## [Do this]
Find the string "Host" in the data, then copy every line where it is found.

(Dataset items)
*****
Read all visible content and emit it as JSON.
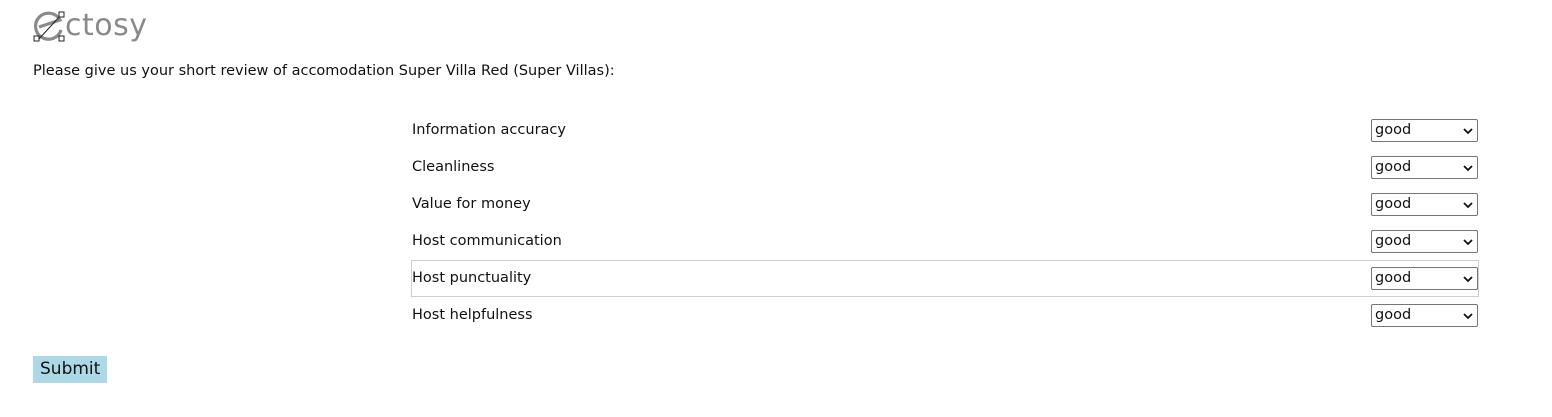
{
  "brand": {
    "logo_text": "ctosy",
    "logo_icon": "ectosy-logo-e-icon"
  },
  "intro_text": "Please give us your short review of accomodation Super Villa Red (Super Villas):",
  "ratings": [
    {
      "label": "Information accuracy",
      "value": "good"
    },
    {
      "label": "Cleanliness",
      "value": "good"
    },
    {
      "label": "Value for money",
      "value": "good"
    },
    {
      "label": "Host communication",
      "value": "good"
    },
    {
      "label": "Host punctuality",
      "value": "good"
    },
    {
      "label": "Host helpfulness",
      "value": "good"
    }
  ],
  "submit_label": "Submit",
  "colors": {
    "submit_bg": "#add8e6",
    "logo_text": "#8a8a8a"
  }
}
*****
## [Answer in full]
      "label": "Host communication",
      "label": "Host punctuality",
      "label": "Host helpfulness",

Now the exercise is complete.